● **The problem**
Select every row below that contains the string "with" and copy each one in full. Treat uppercase and lowercase letters as different.

════════════════════

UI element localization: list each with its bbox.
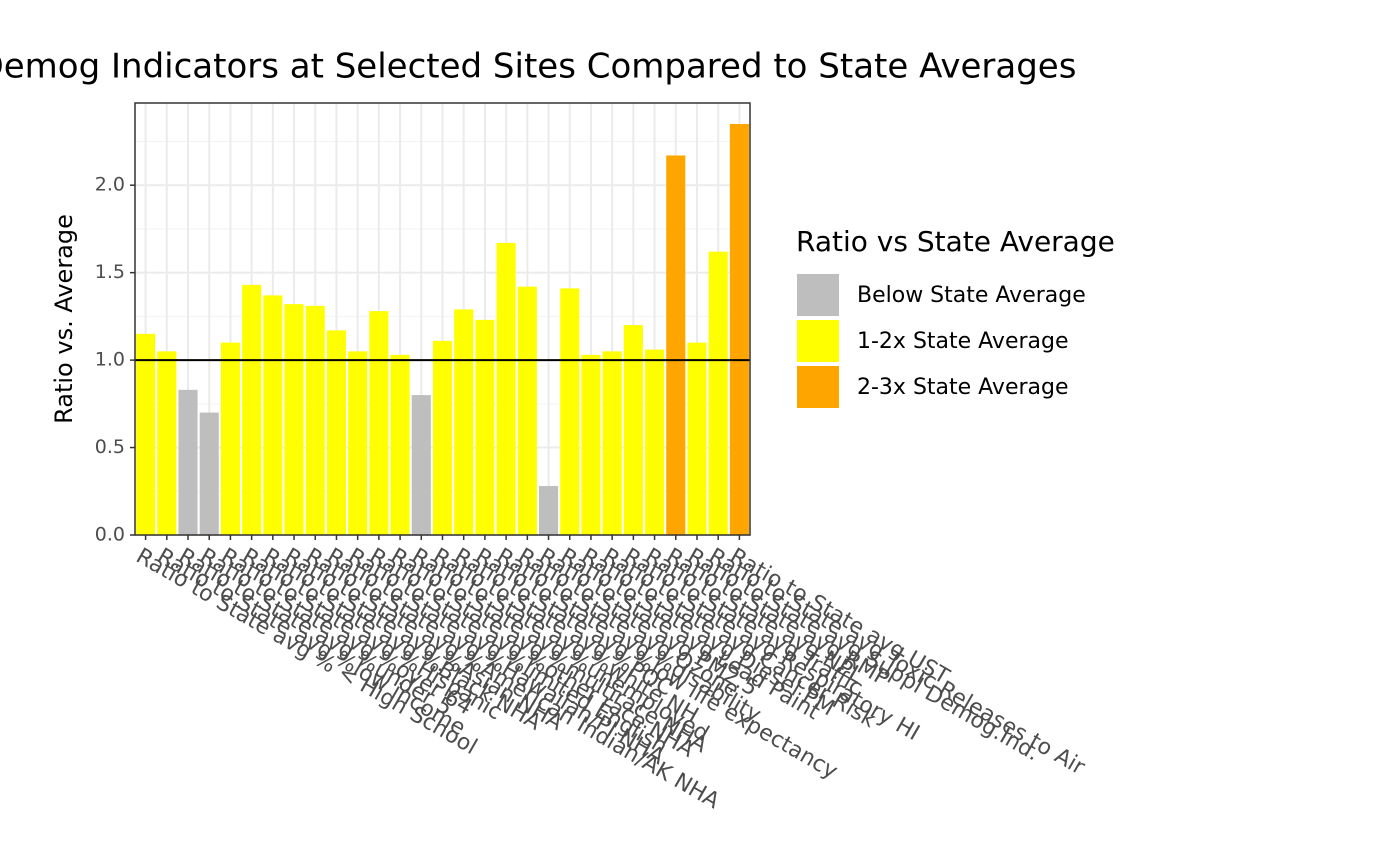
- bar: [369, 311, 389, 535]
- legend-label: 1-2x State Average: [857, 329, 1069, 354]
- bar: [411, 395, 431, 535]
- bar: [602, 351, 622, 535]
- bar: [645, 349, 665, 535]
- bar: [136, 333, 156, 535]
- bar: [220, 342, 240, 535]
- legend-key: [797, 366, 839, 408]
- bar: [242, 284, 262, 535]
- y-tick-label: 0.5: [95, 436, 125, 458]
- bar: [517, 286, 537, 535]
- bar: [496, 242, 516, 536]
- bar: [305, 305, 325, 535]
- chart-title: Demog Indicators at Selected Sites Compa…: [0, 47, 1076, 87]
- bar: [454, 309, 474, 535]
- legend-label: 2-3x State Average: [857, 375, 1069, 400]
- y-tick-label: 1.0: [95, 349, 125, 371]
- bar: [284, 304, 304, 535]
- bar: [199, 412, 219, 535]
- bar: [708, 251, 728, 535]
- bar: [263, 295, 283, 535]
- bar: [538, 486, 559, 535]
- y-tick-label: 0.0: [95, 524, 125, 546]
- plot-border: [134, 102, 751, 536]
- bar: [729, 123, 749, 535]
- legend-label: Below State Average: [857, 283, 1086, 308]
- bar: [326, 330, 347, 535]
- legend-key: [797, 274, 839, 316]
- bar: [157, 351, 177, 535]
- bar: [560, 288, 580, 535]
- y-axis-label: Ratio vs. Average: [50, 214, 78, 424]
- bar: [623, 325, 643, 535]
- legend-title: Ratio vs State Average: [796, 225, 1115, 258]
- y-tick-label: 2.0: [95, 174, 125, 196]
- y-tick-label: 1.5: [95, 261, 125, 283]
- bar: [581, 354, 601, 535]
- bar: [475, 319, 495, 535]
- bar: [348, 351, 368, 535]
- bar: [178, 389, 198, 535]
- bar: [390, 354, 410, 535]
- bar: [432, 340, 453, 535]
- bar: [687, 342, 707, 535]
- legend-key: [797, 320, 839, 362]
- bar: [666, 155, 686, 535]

════════════════════

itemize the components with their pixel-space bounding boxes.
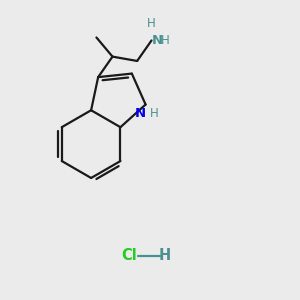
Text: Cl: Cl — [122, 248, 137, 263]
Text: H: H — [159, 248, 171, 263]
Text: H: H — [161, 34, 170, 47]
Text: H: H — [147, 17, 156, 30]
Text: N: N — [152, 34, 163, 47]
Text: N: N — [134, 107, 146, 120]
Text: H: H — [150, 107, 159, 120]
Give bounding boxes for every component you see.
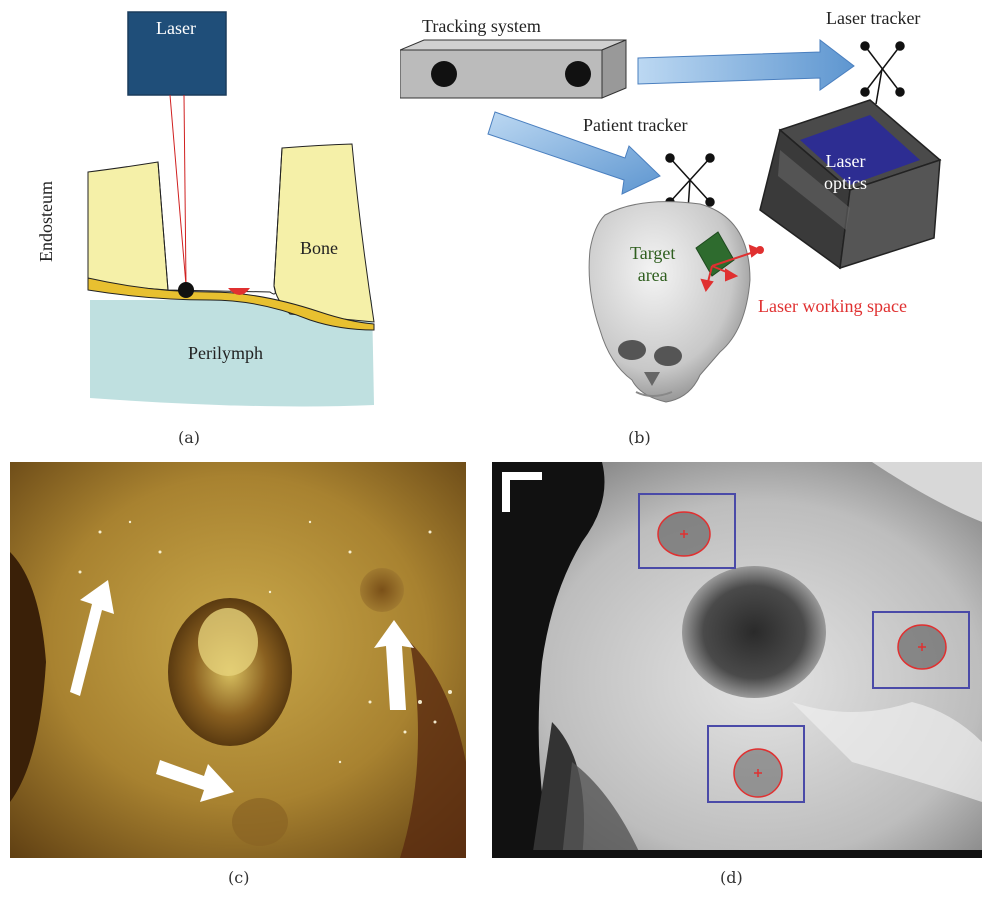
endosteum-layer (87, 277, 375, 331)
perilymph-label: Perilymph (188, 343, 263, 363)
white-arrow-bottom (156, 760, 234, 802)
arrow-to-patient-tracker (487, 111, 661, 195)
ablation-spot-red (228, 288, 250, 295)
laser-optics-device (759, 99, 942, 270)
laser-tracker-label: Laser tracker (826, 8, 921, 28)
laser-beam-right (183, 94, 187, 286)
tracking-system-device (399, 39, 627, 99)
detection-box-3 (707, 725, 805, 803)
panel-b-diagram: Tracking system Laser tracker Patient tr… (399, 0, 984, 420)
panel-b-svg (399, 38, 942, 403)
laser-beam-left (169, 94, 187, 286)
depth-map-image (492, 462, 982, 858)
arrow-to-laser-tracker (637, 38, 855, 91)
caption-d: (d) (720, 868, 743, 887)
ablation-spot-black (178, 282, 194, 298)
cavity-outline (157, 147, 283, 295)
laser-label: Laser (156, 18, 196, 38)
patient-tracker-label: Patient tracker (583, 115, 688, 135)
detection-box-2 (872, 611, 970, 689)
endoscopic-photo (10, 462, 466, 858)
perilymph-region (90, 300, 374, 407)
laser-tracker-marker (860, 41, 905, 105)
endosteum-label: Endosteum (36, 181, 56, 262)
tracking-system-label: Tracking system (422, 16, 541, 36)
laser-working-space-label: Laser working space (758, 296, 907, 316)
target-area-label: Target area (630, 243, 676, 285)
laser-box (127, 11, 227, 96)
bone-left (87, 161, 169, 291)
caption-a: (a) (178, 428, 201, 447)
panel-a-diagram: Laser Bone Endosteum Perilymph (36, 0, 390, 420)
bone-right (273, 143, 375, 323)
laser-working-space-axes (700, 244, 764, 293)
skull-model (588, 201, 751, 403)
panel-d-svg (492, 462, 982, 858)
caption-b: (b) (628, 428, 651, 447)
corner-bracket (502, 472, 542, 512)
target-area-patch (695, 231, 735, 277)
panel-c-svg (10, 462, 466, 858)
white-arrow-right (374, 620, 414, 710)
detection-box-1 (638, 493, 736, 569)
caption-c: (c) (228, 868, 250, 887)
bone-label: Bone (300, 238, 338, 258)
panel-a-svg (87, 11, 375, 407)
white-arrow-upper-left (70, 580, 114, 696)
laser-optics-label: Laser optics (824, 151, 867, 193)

════════════════════

● **The completed task**
UI element localization: list each with its bbox.
itemize the components with their pixel-space bounding boxes.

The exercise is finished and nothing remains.